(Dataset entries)
--------
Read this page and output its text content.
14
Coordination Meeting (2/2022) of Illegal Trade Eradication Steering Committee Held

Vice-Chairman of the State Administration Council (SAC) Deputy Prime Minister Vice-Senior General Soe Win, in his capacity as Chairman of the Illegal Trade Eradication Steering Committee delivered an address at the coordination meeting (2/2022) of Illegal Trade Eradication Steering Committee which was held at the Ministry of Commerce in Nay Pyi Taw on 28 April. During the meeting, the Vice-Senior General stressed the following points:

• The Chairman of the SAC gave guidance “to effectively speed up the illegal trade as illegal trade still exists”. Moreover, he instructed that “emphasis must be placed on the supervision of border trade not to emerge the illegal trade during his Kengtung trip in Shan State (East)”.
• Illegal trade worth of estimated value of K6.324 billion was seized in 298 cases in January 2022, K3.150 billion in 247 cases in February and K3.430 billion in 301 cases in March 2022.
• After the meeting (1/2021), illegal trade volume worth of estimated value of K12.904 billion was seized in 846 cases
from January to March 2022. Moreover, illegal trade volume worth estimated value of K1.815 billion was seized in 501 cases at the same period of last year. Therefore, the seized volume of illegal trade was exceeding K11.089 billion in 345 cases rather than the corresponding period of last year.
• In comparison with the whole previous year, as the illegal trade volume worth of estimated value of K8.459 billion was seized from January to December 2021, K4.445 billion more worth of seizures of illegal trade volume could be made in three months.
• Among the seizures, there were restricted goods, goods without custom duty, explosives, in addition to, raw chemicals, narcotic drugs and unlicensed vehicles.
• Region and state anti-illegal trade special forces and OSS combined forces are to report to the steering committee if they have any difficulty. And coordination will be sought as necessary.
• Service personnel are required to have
--------
Task brief:
Return every line from the records above that holds the word "cases".

Result of the exercise:
• Illegal trade worth of estimated value of K6.324 billion was seized in 298 cases in January 2022, K3.150 billion in 247 cases in February and K3.430 billion in 301 cases in March 2022.
• After the meeting (1/2021), illegal trade volume worth of estimated value of K12.904 billion was seized in 846 cases
from January to March 2022. Moreover, illegal trade volume worth estimated value of K1.815 billion was seized in 501 cases at the same period of last year. Therefore, the seized volume of illegal trade was exceeding K11.089 billion in 345 cases rather than the corresponding period of last year.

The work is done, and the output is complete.